● Task requirements:
What follows is a listing; restate every line of it word for word.
--
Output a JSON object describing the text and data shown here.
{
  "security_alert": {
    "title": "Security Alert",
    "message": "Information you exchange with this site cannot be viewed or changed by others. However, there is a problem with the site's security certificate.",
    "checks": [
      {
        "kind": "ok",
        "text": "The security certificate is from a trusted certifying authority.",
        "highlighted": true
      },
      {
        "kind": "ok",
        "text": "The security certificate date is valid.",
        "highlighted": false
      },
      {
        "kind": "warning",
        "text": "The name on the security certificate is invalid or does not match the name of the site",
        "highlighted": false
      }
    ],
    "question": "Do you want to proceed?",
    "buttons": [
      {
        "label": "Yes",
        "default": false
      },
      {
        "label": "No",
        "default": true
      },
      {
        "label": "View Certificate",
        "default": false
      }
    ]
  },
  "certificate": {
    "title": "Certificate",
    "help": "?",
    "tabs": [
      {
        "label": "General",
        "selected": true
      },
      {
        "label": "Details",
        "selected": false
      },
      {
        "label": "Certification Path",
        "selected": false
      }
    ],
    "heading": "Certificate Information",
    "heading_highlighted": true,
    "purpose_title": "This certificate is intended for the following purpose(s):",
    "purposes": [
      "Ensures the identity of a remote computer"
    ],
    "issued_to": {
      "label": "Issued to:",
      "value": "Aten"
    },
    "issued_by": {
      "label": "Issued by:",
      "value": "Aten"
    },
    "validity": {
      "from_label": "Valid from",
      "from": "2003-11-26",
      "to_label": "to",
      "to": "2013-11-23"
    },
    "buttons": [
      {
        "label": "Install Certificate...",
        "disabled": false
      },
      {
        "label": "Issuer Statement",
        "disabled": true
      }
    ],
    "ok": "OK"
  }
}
--
● Task result:
Output a JSON object describing the text and data shown here.
{
  "security_alert": {
    "title": "Security Alert",
    "message": "Information you exchange with this site cannot be viewed or changed by others. However, there is a problem with the site's security certificate.",
    "checks": [
      {
        "kind": "ok",
        "text": "The security certificate is from a trusted certifying authority.",
        "highlighted": true
      },
      {
        "kind": "ok",
        "text": "The security certificate date is valid.",
        "highlighted": false
      },
      {
        "kind": "warning",
        "text": "The name on the security certificate is invalid or does not match the name of the site",
        "highlighted": false
      }
    ],
    "question": "Do you want to proceed?",
    "buttons": [
      {
        "label": "Yes",
        "default": false
      },
      {
        "label": "No",
        "default": true
      },
      {
        "label": "View Certificate",
        "default": false
      }
    ]
  },
  "certificate": {
    "title": "Certificate",
    "help": "?",
    "tabs": [
      {
        "label": "General",
        "selected": true
      },
      {
        "label": "Details",
        "selected": false
      },
      {
        "label": "Certification Path",
        "selected": false
      }
    ],
    "heading": "Certificate Information",
    "heading_highlighted": true,
    "purpose_title": "This certificate is intended for the following purpose(s):",
    "purposes": [
      "Ensures the identity of a remote computer"
    ],
    "issued_to": {
      "label": "Issued to:",
      "value": "Aten"
    },
    "issued_by": {
      "label": "Issued by:",
      "value": "Aten"
    },
    "validity": {
      "from_label": "Valid from",
      "from": "2003-11-26",
      "to_label": "to",
      "to": "2013-11-23"
    },
    "buttons": [
      {
        "label": "Install Certificate...",
        "disabled": false
      },
      {
        "label": "Issuer Statement",
        "disabled": true
      }
    ],
    "ok": "OK"
  }
}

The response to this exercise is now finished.